Extend the biography of actress Patricia Charbonneau given below, starting right after its final sentence.
== SOURCE DOCUMENT
Patricia Charbonneau (born April 19, 1959) is an American actress, perhaps best known for playing the part of Cay Rivvers in Desert Hearts, her first film role and for which she was nominated for the Independent Spirit Award for Best Female Lead.

Early life
Charbonneau was born in Valley Stream, New York on Long Island, the youngest of 10 children.  Her father, a retired businessman, is French; her mother is Austrian. She graduated in 1977 from Valley Stream Central High School, which she attended with fellow actors Steve Buscemi and Steve Hytner, as well as writer Ed Renehan. She later attended Boston University as a theater major, and left after a month to take a position with the Lexington Conservatory Theatre company in the Catskills.

Early work
In addition to work with the Lexington Conservatory Theatre, Charbonneau worked on the New York stage in a production of Revengers...A Tragedea, at Playwrights Horizons. She then became a member of the Actors Theatre of Louisville, where she originated the role of Lea in My Sister in this House, a part that she also played Off-Broadway.

Desert Hearts
In 1985, Charbonneau made her film debut in Donna Deitch's film Desert Hearts at a time when it was still considered a risk to portray a lesbian in a romantic drama - complete with a lengthy love scene. She told The Globe and Mail, "Kissing Helen wasn't the hard part, really. The hard part was walking out on the set naked and just standing there." Two days before shooting began, she found out that she was pregnant with her first child (by her rock musician husband Vincent Caggiano), whom she once called her "Desert Hearts baby."
====
== RECORDED INFORMATION
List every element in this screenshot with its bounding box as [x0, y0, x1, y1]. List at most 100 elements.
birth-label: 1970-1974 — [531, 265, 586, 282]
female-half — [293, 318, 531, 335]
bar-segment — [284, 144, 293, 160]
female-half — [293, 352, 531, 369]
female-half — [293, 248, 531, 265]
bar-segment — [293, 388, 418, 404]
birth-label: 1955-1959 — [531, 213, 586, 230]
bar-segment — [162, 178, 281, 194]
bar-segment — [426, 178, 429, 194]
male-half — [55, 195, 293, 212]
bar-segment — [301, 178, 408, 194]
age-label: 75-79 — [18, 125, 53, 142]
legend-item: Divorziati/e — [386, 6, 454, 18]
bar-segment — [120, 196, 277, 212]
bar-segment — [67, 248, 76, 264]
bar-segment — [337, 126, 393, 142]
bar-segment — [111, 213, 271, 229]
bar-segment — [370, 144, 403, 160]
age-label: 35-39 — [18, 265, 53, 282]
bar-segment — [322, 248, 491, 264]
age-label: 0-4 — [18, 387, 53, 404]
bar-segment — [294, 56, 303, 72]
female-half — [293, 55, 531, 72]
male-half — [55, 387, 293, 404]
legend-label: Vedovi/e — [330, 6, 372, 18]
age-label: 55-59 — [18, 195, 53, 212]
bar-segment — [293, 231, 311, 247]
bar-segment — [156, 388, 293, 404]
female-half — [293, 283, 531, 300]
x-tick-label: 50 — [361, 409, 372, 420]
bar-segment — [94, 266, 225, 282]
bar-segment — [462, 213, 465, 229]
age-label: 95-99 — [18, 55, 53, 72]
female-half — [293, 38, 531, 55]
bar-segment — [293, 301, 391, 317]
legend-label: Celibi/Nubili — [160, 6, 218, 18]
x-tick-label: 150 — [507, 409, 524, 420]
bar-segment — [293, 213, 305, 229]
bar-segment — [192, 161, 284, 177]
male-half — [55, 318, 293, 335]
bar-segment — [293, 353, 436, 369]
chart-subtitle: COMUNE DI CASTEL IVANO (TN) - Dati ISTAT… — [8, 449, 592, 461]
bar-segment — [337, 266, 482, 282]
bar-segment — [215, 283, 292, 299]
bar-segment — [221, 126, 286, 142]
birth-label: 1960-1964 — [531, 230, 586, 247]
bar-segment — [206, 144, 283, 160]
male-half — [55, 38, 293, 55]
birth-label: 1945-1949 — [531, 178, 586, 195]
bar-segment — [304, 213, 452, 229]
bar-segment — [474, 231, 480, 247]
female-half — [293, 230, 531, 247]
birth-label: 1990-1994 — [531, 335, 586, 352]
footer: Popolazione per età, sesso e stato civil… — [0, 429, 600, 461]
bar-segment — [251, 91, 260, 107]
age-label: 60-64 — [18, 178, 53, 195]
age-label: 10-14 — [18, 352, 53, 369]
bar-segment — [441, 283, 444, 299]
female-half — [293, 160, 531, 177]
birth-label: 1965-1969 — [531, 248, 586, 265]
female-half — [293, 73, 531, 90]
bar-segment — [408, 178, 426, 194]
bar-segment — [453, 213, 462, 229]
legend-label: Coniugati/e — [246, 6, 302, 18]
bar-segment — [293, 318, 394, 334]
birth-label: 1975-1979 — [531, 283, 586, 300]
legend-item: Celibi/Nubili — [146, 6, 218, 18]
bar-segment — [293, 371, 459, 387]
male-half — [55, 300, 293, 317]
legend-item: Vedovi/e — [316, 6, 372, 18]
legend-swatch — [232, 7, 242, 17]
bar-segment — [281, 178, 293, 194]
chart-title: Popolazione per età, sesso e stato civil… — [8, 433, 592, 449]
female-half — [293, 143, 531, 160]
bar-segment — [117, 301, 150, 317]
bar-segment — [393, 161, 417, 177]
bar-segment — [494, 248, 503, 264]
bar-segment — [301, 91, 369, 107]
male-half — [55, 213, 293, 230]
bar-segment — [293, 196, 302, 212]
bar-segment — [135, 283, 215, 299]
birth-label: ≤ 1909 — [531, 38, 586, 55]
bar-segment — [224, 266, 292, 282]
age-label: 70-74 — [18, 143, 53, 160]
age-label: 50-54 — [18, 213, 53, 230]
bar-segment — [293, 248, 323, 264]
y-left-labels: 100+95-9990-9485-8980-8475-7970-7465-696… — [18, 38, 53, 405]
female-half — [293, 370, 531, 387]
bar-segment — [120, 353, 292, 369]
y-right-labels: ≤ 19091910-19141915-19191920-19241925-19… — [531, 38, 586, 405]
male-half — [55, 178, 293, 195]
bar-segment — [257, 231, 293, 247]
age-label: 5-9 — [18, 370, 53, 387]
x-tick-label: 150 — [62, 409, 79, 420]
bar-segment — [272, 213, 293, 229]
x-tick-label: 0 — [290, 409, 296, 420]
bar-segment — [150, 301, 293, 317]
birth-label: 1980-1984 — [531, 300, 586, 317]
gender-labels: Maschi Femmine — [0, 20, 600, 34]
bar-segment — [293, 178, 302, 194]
====
## RIGHT ANSWER
For her performance in Desert Hearts, Charbonneau was nominated for a 1987 Independent Spirit Award for Best Female Lead.

Other notable work
In the following year she appeared in Michael Mann's Manhunter (based on the novel Red Dragon) and then played Anna, the lead, in Call Me (1988), which also featured fellow Valley Streamer Buscemi. The same year, she was featured in the crime drama/action movie Shakedown. Her television work began with a 1986 NBC pilot C.A.T. Squad and continued with dozens of appearances, including HBO's Tales from the Crypt, Crime Story, The Equalizer, Wiseguy, Murder She Wrote, Matlock, New York Undercover, and Law & Order: Criminal Intent. In the 1990 film RoboCop 2, she played the role of Linda Garcia. Despite the character's prominence in the movie's plot, her name is never spoken, and the role was not listed in the credits; observant fans were able to determine the character's name by noticing that she wore a name tag. In 1995, she starred in Mission Critical, a Legend Entertainment sci-fi adventure game. She played one of James Garner's daughters in the 1999 CBS made-for-TV film One Special Night, which featured Julie Andrews.

In March 2007, Charbonneau joined the faculty of the Hudson Valley Academy of Performing Arts in West Taghkanic, New York where she teaches an acting workshop for children and teens.

Personal life
Charbonneau met musician Vincent Caggiano in 1978, and they married in 1982. The couple have a daughter.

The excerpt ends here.